# Given instruction
Convert every row below into a Markdown table with two columns, No and Text. Put the row's number under No and the row itself under Text, and skip any blank lines.

**** Input material ****

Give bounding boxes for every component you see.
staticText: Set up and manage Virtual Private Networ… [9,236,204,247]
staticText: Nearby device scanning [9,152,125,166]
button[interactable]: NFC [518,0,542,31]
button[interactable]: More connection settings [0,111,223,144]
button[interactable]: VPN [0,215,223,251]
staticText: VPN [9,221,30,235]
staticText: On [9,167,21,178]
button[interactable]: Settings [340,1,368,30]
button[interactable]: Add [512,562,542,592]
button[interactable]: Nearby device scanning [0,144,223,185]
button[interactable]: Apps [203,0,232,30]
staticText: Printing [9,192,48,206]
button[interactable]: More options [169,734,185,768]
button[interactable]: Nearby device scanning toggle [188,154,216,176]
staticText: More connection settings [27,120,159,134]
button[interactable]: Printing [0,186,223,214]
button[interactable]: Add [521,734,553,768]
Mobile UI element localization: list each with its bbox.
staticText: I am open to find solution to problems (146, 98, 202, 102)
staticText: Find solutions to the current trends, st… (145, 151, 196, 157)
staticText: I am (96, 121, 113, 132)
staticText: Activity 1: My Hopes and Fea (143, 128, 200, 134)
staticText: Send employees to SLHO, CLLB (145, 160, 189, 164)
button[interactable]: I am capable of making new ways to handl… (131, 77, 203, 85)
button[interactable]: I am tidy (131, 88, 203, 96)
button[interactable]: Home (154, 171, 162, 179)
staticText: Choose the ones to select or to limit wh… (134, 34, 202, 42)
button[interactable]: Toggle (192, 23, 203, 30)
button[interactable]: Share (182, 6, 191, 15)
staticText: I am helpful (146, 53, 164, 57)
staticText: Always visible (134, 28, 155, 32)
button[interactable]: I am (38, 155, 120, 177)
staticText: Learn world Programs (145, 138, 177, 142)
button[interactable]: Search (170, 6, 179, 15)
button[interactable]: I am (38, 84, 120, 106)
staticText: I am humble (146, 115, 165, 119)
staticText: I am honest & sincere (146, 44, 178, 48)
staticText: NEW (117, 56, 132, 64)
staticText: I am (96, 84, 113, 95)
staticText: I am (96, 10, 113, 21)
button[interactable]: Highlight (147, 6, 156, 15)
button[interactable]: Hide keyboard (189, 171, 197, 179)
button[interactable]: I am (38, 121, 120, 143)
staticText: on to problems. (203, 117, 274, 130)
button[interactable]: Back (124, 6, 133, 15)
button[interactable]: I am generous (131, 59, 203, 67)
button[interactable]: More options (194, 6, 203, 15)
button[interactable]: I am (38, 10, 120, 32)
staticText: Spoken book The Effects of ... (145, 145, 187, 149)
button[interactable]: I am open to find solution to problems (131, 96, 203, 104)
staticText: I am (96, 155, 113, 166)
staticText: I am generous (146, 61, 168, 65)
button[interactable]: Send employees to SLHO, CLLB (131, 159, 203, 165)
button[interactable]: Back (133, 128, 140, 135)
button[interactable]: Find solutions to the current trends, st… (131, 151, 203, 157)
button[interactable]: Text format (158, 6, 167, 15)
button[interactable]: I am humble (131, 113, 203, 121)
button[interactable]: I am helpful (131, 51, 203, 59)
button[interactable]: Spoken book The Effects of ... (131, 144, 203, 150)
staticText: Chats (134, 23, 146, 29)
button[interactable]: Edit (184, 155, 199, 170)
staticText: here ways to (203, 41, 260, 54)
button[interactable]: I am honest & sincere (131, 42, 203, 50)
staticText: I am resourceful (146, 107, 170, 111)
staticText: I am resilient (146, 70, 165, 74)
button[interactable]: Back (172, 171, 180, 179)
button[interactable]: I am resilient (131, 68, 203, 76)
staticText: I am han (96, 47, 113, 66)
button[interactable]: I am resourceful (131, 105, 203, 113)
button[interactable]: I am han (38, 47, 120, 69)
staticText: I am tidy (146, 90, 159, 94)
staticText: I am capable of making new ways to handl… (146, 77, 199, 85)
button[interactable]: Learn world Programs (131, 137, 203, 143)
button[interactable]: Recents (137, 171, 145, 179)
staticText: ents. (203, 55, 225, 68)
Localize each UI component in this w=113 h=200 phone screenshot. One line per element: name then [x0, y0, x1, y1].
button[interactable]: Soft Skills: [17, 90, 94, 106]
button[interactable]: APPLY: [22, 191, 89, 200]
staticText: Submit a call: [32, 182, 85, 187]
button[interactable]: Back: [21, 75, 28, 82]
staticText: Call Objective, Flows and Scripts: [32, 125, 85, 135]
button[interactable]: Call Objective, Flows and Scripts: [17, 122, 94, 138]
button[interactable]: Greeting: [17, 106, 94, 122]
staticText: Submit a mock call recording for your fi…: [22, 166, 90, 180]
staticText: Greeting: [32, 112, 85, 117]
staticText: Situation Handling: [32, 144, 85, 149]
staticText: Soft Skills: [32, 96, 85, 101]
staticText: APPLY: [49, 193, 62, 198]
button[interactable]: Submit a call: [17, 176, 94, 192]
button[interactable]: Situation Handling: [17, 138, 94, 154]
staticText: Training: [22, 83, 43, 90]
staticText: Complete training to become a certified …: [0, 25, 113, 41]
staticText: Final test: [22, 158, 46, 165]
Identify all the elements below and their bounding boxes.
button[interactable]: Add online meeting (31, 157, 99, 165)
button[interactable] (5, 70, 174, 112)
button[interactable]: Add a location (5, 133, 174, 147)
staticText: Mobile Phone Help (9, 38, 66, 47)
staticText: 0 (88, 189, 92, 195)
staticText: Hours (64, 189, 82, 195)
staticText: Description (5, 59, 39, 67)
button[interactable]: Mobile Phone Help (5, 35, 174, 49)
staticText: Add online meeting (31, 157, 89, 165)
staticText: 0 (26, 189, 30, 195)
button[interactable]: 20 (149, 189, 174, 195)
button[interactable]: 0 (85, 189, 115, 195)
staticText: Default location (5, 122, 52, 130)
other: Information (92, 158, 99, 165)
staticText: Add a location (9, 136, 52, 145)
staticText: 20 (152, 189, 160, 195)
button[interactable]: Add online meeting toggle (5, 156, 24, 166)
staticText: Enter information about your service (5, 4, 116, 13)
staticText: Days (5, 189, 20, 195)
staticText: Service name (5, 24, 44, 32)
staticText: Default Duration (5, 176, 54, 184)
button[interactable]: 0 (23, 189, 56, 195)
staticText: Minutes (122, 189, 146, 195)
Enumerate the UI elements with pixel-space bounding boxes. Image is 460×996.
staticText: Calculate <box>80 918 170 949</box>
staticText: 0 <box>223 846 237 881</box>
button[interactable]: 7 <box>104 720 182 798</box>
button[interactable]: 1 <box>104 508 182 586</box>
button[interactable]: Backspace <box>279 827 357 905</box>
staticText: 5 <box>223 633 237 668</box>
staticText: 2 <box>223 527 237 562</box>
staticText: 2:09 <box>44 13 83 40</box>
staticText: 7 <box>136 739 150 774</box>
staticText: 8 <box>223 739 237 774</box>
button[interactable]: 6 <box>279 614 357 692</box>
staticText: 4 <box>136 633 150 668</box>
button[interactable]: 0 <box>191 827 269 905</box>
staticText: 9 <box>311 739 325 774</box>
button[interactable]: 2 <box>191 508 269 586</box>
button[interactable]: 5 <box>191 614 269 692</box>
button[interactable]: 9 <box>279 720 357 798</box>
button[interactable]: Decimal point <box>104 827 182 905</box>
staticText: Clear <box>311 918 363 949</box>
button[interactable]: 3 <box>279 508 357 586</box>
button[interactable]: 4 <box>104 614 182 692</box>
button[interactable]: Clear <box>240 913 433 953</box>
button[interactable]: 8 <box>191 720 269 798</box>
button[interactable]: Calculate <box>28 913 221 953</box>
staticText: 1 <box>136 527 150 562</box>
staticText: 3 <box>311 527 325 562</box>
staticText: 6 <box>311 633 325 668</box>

****

# Final result
| No | Text |
|---|---|
| 1 | Give bounding boxes for every component you see. |
| 2 | staticText: Set up and manage Virtual Private Networ… [9,236,204,247] |
| 3 | staticText: Nearby device scanning [9,152,125,166] |
| 4 | button[interactable]: NFC [518,0,542,31] |
| 5 | button[interactable]: More connection settings [0,111,223,144] |
| 6 | button[interactable]: VPN [0,215,223,251] |
| 7 | staticText: VPN [9,221,30,235] |
| 8 | staticText: On [9,167,21,178] |
| 9 | button[interactable]: Settings [340,1,368,30] |
| 10 | button[interactable]: Add [512,562,542,592] |
| 11 | button[interactable]: Nearby device scanning [0,144,223,185] |
| 12 | button[interactable]: Apps [203,0,232,30] |
| 13 | staticText: Printing [9,192,48,206] |
| 14 | button[interactable]: More options [169,734,185,768] |
| 15 | button[interactable]: Nearby device scanning toggle [188,154,216,176] |
| 16 | staticText: More connection settings [27,120,159,134] |
| 17 | button[interactable]: Printing [0,186,223,214] |
| 18 | button[interactable]: Add [521,734,553,768] |
| 19 | Mobile UI element localization: list each with its bbox. |
| 20 | staticText: I am open to find solution to problems (146, 98, 202, 102) |
| 21 | staticText: Find solutions to the current trends, st… (145, 151, 196, 157) |
| 22 | staticText: I am (96, 121, 113, 132) |
| 23 | staticText: Activity 1: My Hopes and Fea (143, 128, 200, 134) |
| 24 | staticText: Send employees to SLHO, CLLB (145, 160, 189, 164) |
| 25 | button[interactable]: I am capable of making new ways to handl… (131, 77, 203, 85) |
| 26 | button[interactable]: I am tidy (131, 88, 203, 96) |
| 27 | button[interactable]: Home (154, 171, 162, 179) |
| 28 | staticText: Choose the ones to select or to limit wh… (134, 34, 202, 42) |
| 29 | button[interactable]: Toggle (192, 23, 203, 30) |
| 30 | button[interactable]: Share (182, 6, 191, 15) |
| 31 | staticText: I am helpful (146, 53, 164, 57) |
| 32 | staticText: Always visible (134, 28, 155, 32) |
| 33 | button[interactable]: I am (38, 155, 120, 177) |
| 34 | staticText: Learn world Programs (145, 138, 177, 142) |
| 35 | button[interactable]: Search (170, 6, 179, 15) |
| 36 | button[interactable]: I am (38, 84, 120, 106) |
| 37 | staticText: I am humble (146, 115, 165, 119) |
| 38 | staticText: I am honest & sincere (146, 44, 178, 48) |
| 39 | staticText: NEW (117, 56, 132, 64) |
| 40 | staticText: I am (96, 84, 113, 95) |
| 41 | staticText: I am (96, 10, 113, 21) |
| 42 | button[interactable]: Highlight (147, 6, 156, 15) |
| 43 | button[interactable]: Hide keyboard (189, 171, 197, 179) |
| 44 | button[interactable]: I am (38, 121, 120, 143) |
| 45 | staticText: on to problems. (203, 117, 274, 130) |
| 46 | button[interactable]: Back (124, 6, 133, 15) |
| 47 | button[interactable]: I am generous (131, 59, 203, 67) |
| 48 | button[interactable]: More options (194, 6, 203, 15) |
| 49 | button[interactable]: I am (38, 10, 120, 32) |
| 50 | staticText: Spoken book The Effects of ... (145, 145, 187, 149) |
| 51 | button[interactable]: I am open to find solution to problems (131, 96, 203, 104) |
| 52 | staticText: I am (96, 155, 113, 166) |
| 53 | staticText: I am generous (146, 61, 168, 65) |
| 54 | button[interactable]: Send employees to SLHO, CLLB (131, 159, 203, 165) |
| 55 | button[interactable]: Back (133, 128, 140, 135) |
| 56 | button[interactable]: Find solutions to the current trends, st… (131, 151, 203, 157) |
| 57 | button[interactable]: Text format (158, 6, 167, 15) |
| 58 | button[interactable]: I am humble (131, 113, 203, 121) |
| 59 | button[interactable]: I am helpful (131, 51, 203, 59) |
| 60 | button[interactable]: Spoken book The Effects of ... (131, 144, 203, 150) |
| 61 | staticText: Chats (134, 23, 146, 29) |
| 62 | button[interactable]: Edit (184, 155, 199, 170) |
| 63 | staticText: here ways to (203, 41, 260, 54) |
| 64 | button[interactable]: I am honest & sincere (131, 42, 203, 50) |
| 65 | staticText: I am resourceful (146, 107, 170, 111) |
| 66 | staticText: I am resilient (146, 70, 165, 74) |
| 67 | button[interactable]: Back (172, 171, 180, 179) |
| 68 | button[interactable]: I am resilient (131, 68, 203, 76) |
| 69 | staticText: I am han (96, 47, 113, 66) |
| 70 | button[interactable]: I am resourceful (131, 105, 203, 113) |
| 71 | button[interactable]: I am han (38, 47, 120, 69) |
| 72 | staticText: I am tidy (146, 90, 159, 94) |
| 73 | staticText: I am capable of making new ways to handl… (146, 77, 199, 85) |
| 74 | button[interactable]: Learn world Programs (131, 137, 203, 143) |
| 75 | button[interactable]: Recents (137, 171, 145, 179) |
| 76 | staticText: ents. (203, 55, 225, 68) |
| 77 | Localize each UI component in this w=113 h=200 phone screenshot. One line per element: name then [x0, y0, x1, y1]. |
| 78 | button[interactable]: Soft Skills: [17, 90, 94, 106] |
| 79 | button[interactable]: APPLY: [22, 191, 89, 200] |
| 80 | staticText: Submit a call: [32, 182, 85, 187] |
| 81 | button[interactable]: Back: [21, 75, 28, 82] |
| 82 | staticText: Call Objective, Flows and Scripts: [32, 125, 85, 135] |
| 83 | button[interactable]: Call Objective, Flows and Scripts: [17, 122, 94, 138] |
| 84 | button[interactable]: Greeting: [17, 106, 94, 122] |
| 85 | staticText: Submit a mock call recording for your fi…: [22, 166, 90, 180] |
| 86 | staticText: Greeting: [32, 112, 85, 117] |
| 87 | staticText: Situation Handling: [32, 144, 85, 149] |
| 88 | staticText: Soft Skills: [32, 96, 85, 101] |
| 89 | staticText: APPLY: [49, 193, 62, 198] |
| 90 | button[interactable]: Submit a call: [17, 176, 94, 192] |
| 91 | button[interactable]: Situation Handling: [17, 138, 94, 154] |
| 92 | staticText: Training: [22, 83, 43, 90] |
| 93 | staticText: Complete training to become a certified …: [0, 25, 113, 41] |
| 94 | staticText: Final test: [22, 158, 46, 165] |
| 95 | Identify all the elements below and their bounding boxes. |
| 96 | button[interactable]: Add online meeting (31, 157, 99, 165) |
| 97 | button[interactable] (5, 70, 174, 112) |
| 98 | button[interactable]: Add a location (5, 133, 174, 147) |
| 99 | staticText: Mobile Phone Help (9, 38, 66, 47) |
| 100 | staticText: 0 (88, 189, 92, 195) |
| 101 | staticText: Hours (64, 189, 82, 195) |
| 102 | staticText: Description (5, 59, 39, 67) |
| 103 | button[interactable]: Mobile Phone Help (5, 35, 174, 49) |
| 104 | staticText: Add online meeting (31, 157, 89, 165) |
| 105 | staticText: 0 (26, 189, 30, 195) |
| 106 | button[interactable]: 20 (149, 189, 174, 195) |
| 107 | button[interactable]: 0 (85, 189, 115, 195) |
| 108 | staticText: Default location (5, 122, 52, 130) |
| 109 | other: Information (92, 158, 99, 165) |
| 110 | staticText: Add a location (9, 136, 52, 145) |
| 111 | staticText: 20 (152, 189, 160, 195) |
| 112 | button[interactable]: Add online meeting toggle (5, 156, 24, 166) |
| 113 | staticText: Enter information about your service (5, 4, 116, 13) |
| 114 | staticText: Days (5, 189, 20, 195) |
| 115 | staticText: Service name (5, 24, 44, 32) |
| 116 | staticText: Default Duration (5, 176, 54, 184) |
| 117 | button[interactable]: 0 (23, 189, 56, 195) |
| 118 | staticText: Minutes (122, 189, 146, 195) |
| 119 | Enumerate the UI elements with pixel-space bounding boxes. Image is 460×996. |
| 120 | staticText: Calculate <box>80 918 170 949</box> |
| 121 | staticText: 0 <box>223 846 237 881</box> |
| 122 | button[interactable]: 7 <box>104 720 182 798</box> |
| 123 | button[interactable]: 1 <box>104 508 182 586</box> |
| 124 | button[interactable]: Backspace <box>279 827 357 905</box> |
| 125 | staticText: 5 <box>223 633 237 668</box> |
| 126 | staticText: 2 <box>223 527 237 562</box> |
| 127 | staticText: 2:09 <box>44 13 83 40</box> |
| 128 | staticText: 7 <box>136 739 150 774</box> |
| 129 | staticText: 8 <box>223 739 237 774</box> |
| 130 | button[interactable]: 6 <box>279 614 357 692</box> |
| 131 | staticText: 4 <box>136 633 150 668</box> |
| 132 | button[interactable]: 0 <box>191 827 269 905</box> |
| 133 | staticText: 9 <box>311 739 325 774</box> |
| 134 | button[interactable]: 2 <box>191 508 269 586</box> |
| 135 | button[interactable]: 5 <box>191 614 269 692</box> |
| 136 | button[interactable]: 9 <box>279 720 357 798</box> |
| 137 | button[interactable]: Decimal point <box>104 827 182 905</box> |
| 138 | staticText: Clear <box>311 918 363 949</box> |
| 139 | button[interactable]: 3 <box>279 508 357 586</box> |
| 140 | button[interactable]: 4 <box>104 614 182 692</box> |
| 141 | button[interactable]: Clear <box>240 913 433 953</box> |
| 142 | button[interactable]: 8 <box>191 720 269 798</box> |
| 143 | button[interactable]: Calculate <box>28 913 221 953</box> |
| 144 | staticText: 1 <box>136 527 150 562</box> |
| 145 | staticText: 3 <box>311 527 325 562</box> |
| 146 | staticText: 6 <box>311 633 325 668</box> |